§ **Problem to solve**
Can you reproduce the data below line for line, changing nothing?

§ **Input**
===============
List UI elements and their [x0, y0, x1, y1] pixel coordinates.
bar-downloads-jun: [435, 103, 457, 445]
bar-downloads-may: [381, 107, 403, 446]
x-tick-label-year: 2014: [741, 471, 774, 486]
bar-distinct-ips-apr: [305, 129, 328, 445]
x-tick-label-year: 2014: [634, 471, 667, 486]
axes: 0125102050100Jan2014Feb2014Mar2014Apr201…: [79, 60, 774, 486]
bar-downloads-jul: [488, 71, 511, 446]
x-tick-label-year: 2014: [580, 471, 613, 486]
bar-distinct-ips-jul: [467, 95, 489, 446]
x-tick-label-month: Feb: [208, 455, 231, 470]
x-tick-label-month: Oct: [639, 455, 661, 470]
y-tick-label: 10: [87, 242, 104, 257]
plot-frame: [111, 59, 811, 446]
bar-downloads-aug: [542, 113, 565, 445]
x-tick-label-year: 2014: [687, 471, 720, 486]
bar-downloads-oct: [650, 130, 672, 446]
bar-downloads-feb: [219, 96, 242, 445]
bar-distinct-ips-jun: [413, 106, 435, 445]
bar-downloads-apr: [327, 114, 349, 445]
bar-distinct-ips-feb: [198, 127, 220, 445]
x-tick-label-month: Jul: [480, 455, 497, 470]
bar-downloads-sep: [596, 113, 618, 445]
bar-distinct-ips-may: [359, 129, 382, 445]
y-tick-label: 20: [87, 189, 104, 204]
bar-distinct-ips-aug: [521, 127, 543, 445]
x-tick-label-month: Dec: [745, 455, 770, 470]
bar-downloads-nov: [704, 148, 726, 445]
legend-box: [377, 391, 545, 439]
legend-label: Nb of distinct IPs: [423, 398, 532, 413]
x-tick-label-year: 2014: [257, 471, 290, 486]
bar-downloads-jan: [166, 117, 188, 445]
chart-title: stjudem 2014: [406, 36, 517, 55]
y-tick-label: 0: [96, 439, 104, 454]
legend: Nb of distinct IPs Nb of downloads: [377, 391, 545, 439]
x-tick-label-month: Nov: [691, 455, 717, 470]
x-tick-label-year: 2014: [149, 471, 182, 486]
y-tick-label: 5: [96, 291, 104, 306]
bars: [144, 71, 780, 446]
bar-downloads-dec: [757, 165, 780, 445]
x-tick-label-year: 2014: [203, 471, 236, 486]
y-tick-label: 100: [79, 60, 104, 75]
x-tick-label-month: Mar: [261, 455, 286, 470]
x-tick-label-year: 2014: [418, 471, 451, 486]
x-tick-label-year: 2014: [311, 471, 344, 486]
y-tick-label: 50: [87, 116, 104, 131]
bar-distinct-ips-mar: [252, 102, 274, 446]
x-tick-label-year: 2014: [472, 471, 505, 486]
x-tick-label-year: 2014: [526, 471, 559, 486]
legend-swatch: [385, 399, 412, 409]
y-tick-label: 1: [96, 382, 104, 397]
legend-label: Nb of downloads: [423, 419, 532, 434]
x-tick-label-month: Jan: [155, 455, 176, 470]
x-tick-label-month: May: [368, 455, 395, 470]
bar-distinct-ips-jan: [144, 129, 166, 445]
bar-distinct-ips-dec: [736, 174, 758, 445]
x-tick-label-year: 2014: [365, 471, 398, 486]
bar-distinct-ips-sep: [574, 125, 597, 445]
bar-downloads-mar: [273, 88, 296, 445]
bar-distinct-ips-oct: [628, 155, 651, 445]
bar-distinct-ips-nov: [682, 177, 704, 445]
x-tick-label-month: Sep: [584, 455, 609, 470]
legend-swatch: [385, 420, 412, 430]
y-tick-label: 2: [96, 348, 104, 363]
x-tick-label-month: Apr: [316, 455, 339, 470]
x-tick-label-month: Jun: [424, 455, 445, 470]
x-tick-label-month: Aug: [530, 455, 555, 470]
===============
§ **Final result**
List UI elements and their [x0, y0, x1, y1] pixel coordinates.
bar-downloads-jun: [435, 103, 457, 445]
bar-downloads-may: [381, 107, 403, 446]
x-tick-label-year: 2014: [741, 471, 774, 486]
bar-distinct-ips-apr: [305, 129, 328, 445]
x-tick-label-year: 2014: [634, 471, 667, 486]
axes: 0125102050100Jan2014Feb2014Mar2014Apr201…: [79, 60, 774, 486]
bar-downloads-jul: [488, 71, 511, 446]
x-tick-label-year: 2014: [580, 471, 613, 486]
bar-distinct-ips-jul: [467, 95, 489, 446]
x-tick-label-month: Feb: [208, 455, 231, 470]
x-tick-label-month: Oct: [639, 455, 661, 470]
y-tick-label: 10: [87, 242, 104, 257]
plot-frame: [111, 59, 811, 446]
bar-downloads-aug: [542, 113, 565, 445]
x-tick-label-year: 2014: [687, 471, 720, 486]
bar-downloads-oct: [650, 130, 672, 446]
bar-downloads-feb: [219, 96, 242, 445]
bar-distinct-ips-jun: [413, 106, 435, 445]
bar-downloads-apr: [327, 114, 349, 445]
bar-distinct-ips-feb: [198, 127, 220, 445]
x-tick-label-month: Jul: [480, 455, 497, 470]
bar-downloads-sep: [596, 113, 618, 445]
bar-distinct-ips-may: [359, 129, 382, 445]
y-tick-label: 20: [87, 189, 104, 204]
bar-distinct-ips-aug: [521, 127, 543, 445]
x-tick-label-month: Dec: [745, 455, 770, 470]
bar-downloads-nov: [704, 148, 726, 445]
legend-box: [377, 391, 545, 439]
legend-label: Nb of distinct IPs: [423, 398, 532, 413]
x-tick-label-year: 2014: [257, 471, 290, 486]
bar-downloads-jan: [166, 117, 188, 445]
chart-title: stjudem 2014: [406, 36, 517, 55]
y-tick-label: 0: [96, 439, 104, 454]
legend: Nb of distinct IPs Nb of downloads: [377, 391, 545, 439]
x-tick-label-month: Nov: [691, 455, 717, 470]
x-tick-label-year: 2014: [149, 471, 182, 486]
y-tick-label: 5: [96, 291, 104, 306]
bars: [144, 71, 780, 446]
bar-downloads-dec: [757, 165, 780, 445]
x-tick-label-year: 2014: [203, 471, 236, 486]
y-tick-label: 100: [79, 60, 104, 75]
x-tick-label-month: Mar: [261, 455, 286, 470]
x-tick-label-year: 2014: [418, 471, 451, 486]
x-tick-label-year: 2014: [311, 471, 344, 486]
y-tick-label: 50: [87, 116, 104, 131]
bar-distinct-ips-mar: [252, 102, 274, 446]
x-tick-label-year: 2014: [472, 471, 505, 486]
x-tick-label-year: 2014: [526, 471, 559, 486]
legend-swatch: [385, 399, 412, 409]
y-tick-label: 1: [96, 382, 104, 397]
legend-label: Nb of downloads: [423, 419, 532, 434]
x-tick-label-month: Jan: [155, 455, 176, 470]
x-tick-label-month: May: [368, 455, 395, 470]
bar-distinct-ips-jan: [144, 129, 166, 445]
bar-distinct-ips-dec: [736, 174, 758, 445]
x-tick-label-year: 2014: [365, 471, 398, 486]
bar-distinct-ips-sep: [574, 125, 597, 445]
bar-downloads-mar: [273, 88, 296, 445]
bar-distinct-ips-oct: [628, 155, 651, 445]
bar-distinct-ips-nov: [682, 177, 704, 445]
x-tick-label-month: Sep: [584, 455, 609, 470]
legend-swatch: [385, 420, 412, 430]
y-tick-label: 2: [96, 348, 104, 363]
x-tick-label-month: Apr: [316, 455, 339, 470]
x-tick-label-month: Jun: [424, 455, 445, 470]
x-tick-label-month: Aug: [530, 455, 555, 470]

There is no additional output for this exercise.